In a 1988 TV special, The Star Trek Saga: From One Generation to the Next, series creator Gene Roddenberry said that, as with the first pilot, this one still had a lot of science fiction elements in it, but at least it ended with Kirk in a bare-knuckle fistfight with Mitchell and that's what sold NBC on Star Trek.

==Original cut==
Post-production on the episode was delayed by Roddenberry's involvement in another pilot, Police Story. Post-production finished in January 1966 and the episode was presented to NBC for approval (which finally came in February 1966). This original version (production number 02a) differed from the later final broadcast cut (production number 02b, airing on September 22, 1966) in that each of the four acts had on-screen titles ("Act I", "Act II", etc.), as well as an epilogue. It also featured a much longer opening narration by Shatner. In some places alternate musical scores were used. In total almost five minutes of footage was removed to accommodate the original series' 50-minute network broadcast format to allow for commercials. The episode in its original version was seen by the public before the aired version, having been shown at the 24th World Science Fiction Convention in Cleveland, Ohio, on September 3, 1966—shortly before the premiere broadcast of Star Trek on NBC.

> [DATA EXTRACTS]
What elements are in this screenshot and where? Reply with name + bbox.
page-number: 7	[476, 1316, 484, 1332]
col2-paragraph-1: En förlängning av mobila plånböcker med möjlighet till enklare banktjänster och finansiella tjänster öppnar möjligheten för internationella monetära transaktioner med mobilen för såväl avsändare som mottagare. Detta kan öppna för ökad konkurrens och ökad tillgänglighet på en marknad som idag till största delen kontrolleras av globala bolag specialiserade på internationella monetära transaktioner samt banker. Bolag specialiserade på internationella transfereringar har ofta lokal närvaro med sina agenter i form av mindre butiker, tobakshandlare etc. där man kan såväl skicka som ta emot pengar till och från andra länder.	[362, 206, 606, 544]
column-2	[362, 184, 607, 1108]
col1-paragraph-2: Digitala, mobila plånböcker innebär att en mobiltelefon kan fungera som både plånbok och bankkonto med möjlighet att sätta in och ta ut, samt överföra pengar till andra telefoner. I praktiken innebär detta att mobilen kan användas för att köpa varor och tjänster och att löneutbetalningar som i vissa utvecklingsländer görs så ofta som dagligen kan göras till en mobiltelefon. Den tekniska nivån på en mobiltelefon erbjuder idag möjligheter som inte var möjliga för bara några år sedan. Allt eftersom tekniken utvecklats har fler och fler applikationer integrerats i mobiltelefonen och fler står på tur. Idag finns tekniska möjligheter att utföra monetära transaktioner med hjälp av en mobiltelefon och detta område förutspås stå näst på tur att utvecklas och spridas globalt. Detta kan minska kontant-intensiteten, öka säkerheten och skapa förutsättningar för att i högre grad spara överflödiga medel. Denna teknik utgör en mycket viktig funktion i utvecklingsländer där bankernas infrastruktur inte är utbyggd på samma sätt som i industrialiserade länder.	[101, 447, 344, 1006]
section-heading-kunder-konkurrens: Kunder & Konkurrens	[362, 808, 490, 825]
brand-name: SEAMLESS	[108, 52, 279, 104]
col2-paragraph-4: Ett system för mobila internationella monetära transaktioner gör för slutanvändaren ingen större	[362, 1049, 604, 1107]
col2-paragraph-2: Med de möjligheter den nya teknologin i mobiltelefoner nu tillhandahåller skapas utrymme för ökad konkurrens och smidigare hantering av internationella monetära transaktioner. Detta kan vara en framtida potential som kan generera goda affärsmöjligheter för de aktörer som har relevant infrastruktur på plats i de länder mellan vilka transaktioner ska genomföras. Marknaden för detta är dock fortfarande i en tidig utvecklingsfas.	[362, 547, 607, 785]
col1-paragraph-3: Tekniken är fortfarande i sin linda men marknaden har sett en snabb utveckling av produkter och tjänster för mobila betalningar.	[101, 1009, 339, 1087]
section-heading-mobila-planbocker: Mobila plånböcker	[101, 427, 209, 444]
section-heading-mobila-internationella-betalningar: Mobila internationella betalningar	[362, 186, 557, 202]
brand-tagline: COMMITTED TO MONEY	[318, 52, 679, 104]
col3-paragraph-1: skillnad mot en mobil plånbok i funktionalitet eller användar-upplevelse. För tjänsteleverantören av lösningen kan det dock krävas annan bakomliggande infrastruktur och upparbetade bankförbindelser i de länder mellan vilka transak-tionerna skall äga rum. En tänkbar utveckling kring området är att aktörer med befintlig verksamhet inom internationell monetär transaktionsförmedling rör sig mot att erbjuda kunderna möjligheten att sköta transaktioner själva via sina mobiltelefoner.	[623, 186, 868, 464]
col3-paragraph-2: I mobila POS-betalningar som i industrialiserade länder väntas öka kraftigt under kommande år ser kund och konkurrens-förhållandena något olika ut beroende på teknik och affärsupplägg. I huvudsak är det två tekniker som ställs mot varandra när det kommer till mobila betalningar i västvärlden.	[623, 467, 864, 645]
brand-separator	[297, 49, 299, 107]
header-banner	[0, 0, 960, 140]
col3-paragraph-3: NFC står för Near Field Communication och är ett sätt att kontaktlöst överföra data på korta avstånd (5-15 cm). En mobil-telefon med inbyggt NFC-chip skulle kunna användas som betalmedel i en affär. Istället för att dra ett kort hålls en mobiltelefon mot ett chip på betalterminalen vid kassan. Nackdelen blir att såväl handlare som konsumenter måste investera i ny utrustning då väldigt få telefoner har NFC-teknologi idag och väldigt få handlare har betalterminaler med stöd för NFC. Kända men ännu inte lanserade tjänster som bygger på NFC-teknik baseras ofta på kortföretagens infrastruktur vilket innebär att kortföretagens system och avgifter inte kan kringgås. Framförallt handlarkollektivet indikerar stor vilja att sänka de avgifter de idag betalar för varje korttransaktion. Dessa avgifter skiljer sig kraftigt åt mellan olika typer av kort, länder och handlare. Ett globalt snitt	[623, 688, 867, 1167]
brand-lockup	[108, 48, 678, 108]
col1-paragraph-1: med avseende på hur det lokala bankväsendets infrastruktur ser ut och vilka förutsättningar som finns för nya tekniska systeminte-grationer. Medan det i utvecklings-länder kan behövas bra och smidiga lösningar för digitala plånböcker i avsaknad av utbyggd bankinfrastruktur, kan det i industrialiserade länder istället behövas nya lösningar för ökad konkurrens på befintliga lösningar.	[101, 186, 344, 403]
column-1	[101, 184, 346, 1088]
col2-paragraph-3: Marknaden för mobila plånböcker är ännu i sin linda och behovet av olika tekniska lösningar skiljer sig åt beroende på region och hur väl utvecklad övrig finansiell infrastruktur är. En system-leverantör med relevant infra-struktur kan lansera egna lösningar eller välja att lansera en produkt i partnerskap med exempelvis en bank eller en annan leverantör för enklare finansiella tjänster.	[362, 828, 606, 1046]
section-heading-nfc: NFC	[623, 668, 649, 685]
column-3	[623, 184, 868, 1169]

> [EXERCISE]
Summarize the text about this Star Trek pilot and its original cut in three sentences.

> [RESPONSE TO THIS EXERCISE]
Gene Roddenberry said the pilot still had many science fiction elements but ended with Kirk in a bare-knuckle fistfight with Mitchell, which sold NBC on Star Trek. Post-production was delayed by his work on another pilot and finished in January 1966. The original cut had on-screen act titles, an epilogue, a much longer opening narration by Shatner and some alternate music, and almost five minutes were removed to fit the 50-minute broadcast format; that original version was shown at the 24th World Science Fiction Convention on September 3, 1966, before the aired version.